_Aim of the exercise_:
From the entries below, copy every line holding the word "CoinShares".
** Begin **
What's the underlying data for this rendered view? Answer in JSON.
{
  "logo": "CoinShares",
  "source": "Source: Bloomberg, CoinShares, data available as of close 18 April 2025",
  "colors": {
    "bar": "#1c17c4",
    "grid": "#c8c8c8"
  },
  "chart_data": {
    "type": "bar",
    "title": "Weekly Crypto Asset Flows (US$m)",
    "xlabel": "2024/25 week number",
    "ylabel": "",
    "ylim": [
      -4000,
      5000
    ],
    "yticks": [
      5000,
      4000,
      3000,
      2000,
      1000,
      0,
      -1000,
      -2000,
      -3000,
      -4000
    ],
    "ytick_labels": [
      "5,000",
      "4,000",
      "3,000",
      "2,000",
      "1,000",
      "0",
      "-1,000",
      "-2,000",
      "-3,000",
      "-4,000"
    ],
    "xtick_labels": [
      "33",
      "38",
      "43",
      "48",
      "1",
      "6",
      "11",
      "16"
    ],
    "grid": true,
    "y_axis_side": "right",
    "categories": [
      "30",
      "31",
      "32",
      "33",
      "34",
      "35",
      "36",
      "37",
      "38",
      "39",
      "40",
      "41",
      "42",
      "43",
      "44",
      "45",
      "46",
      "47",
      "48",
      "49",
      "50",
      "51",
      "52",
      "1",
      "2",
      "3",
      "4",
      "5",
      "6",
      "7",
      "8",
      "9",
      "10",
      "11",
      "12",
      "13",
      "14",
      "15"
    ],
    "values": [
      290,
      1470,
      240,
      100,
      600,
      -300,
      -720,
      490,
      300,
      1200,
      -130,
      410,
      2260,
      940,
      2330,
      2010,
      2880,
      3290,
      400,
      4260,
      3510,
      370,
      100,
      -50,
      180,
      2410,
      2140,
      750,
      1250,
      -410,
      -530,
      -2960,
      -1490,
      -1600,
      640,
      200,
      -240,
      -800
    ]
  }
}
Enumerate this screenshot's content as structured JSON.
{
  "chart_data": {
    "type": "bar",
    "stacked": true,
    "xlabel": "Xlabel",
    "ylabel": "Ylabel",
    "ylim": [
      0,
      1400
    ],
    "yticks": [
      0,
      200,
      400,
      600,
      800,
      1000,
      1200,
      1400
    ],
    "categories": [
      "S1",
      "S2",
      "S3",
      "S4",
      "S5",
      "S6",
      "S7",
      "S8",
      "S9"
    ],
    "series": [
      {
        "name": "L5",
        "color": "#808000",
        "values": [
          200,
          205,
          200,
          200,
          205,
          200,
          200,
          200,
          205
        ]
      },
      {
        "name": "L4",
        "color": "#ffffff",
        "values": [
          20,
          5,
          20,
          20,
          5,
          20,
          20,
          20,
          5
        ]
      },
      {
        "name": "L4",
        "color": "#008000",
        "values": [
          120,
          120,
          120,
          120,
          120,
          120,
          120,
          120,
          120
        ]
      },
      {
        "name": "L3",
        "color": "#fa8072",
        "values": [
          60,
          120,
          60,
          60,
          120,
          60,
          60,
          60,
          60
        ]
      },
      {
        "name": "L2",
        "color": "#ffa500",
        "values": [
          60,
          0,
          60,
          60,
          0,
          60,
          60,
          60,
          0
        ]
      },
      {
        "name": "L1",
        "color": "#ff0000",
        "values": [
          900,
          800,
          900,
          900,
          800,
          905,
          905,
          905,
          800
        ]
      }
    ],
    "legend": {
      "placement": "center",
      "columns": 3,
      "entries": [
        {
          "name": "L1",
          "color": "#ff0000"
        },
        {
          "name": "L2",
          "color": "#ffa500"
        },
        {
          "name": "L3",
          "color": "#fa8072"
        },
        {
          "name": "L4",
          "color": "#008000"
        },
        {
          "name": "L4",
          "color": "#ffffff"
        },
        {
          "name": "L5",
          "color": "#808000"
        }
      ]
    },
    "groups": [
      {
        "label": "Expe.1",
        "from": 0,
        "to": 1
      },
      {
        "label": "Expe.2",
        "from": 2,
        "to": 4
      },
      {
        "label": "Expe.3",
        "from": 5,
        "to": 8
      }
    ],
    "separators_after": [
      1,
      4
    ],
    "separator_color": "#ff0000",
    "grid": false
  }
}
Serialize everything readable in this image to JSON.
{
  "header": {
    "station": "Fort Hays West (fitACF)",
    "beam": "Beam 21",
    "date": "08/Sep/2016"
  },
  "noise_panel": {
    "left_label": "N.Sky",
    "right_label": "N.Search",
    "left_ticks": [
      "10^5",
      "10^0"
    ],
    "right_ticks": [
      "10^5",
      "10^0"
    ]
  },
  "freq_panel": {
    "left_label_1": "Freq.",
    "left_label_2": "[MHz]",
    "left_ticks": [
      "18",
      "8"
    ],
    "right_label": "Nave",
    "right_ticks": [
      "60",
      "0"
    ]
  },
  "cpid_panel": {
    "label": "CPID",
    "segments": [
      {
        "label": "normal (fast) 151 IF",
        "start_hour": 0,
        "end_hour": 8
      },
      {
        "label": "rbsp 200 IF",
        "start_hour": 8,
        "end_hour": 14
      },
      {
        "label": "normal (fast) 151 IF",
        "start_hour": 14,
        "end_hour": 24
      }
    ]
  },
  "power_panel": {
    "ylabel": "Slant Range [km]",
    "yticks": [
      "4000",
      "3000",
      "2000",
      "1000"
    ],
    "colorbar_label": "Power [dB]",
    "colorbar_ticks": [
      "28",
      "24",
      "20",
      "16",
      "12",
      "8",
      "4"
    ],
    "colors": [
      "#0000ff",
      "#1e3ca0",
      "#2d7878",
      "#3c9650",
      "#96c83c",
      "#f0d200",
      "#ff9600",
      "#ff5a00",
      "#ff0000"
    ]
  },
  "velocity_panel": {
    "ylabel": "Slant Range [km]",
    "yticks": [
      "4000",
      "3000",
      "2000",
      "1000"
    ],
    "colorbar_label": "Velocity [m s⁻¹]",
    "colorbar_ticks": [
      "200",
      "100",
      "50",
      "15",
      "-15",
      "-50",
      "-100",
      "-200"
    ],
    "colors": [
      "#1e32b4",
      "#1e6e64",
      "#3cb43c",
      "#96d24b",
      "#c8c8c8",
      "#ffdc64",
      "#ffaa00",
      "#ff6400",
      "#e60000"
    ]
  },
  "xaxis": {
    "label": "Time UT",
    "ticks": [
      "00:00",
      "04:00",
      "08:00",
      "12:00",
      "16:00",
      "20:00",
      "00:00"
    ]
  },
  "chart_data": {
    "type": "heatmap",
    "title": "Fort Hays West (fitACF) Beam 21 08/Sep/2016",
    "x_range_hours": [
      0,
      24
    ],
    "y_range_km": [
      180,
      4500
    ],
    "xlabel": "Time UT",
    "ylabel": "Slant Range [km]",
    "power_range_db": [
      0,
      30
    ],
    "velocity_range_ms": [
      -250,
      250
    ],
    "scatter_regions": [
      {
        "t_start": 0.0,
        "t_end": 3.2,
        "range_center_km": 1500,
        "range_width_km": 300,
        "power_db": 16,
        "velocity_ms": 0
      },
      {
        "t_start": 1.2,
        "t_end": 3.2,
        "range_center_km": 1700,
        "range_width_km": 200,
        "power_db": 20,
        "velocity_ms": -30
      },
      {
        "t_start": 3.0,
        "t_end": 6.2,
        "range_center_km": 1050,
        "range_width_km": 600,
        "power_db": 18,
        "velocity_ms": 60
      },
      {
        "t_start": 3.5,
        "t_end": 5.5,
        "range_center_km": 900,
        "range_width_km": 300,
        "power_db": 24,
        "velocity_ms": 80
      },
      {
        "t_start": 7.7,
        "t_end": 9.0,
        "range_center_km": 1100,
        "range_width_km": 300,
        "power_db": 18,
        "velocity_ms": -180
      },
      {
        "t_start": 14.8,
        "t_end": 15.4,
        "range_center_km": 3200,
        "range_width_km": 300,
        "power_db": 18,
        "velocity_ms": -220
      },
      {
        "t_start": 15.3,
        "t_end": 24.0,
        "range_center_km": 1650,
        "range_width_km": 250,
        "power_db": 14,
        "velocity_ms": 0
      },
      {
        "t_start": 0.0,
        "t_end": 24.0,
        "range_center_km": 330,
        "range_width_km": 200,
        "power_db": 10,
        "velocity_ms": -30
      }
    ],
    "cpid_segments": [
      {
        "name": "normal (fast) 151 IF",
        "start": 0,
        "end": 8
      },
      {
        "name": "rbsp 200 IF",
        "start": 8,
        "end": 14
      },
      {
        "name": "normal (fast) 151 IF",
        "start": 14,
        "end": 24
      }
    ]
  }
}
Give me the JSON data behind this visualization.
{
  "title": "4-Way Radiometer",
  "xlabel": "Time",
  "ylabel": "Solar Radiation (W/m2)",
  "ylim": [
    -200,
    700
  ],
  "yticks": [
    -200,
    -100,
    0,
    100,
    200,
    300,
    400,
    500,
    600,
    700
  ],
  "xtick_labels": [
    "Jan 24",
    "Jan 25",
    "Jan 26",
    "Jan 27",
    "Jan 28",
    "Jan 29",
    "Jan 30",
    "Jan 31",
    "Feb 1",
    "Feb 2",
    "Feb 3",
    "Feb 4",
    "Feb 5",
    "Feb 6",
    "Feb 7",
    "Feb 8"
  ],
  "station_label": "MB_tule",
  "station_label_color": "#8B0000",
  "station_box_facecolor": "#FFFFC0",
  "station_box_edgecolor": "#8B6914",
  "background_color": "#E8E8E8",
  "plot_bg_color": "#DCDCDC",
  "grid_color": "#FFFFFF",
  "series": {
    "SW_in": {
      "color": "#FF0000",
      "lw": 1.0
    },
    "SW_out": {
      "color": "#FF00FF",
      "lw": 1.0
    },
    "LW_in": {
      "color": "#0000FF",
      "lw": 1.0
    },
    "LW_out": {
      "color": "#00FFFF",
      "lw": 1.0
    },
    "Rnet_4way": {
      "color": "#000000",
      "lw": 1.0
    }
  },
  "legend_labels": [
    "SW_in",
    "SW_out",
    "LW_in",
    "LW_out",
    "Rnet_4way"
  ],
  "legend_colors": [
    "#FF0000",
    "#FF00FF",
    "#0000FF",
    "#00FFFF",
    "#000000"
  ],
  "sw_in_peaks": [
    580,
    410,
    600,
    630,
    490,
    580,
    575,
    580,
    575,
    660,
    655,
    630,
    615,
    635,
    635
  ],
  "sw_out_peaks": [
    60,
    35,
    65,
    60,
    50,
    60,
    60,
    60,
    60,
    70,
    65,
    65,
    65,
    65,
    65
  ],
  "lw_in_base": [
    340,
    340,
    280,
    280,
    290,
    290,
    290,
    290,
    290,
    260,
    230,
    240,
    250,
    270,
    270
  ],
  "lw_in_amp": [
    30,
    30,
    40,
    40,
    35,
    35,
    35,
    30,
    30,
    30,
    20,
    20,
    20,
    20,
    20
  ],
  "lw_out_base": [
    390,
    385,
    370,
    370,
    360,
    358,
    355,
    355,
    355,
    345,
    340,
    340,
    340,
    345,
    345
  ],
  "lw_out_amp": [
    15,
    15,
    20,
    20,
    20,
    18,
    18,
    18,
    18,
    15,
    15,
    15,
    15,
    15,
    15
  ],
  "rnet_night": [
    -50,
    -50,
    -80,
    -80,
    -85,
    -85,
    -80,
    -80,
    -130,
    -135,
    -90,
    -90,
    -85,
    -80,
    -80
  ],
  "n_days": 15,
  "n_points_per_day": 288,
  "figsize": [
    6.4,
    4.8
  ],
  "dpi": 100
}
** End **
_Output of the task_:
  "logo": "CoinShares",
  "source": "Source: Bloomberg, CoinShares, data available as of close 18 April 2025",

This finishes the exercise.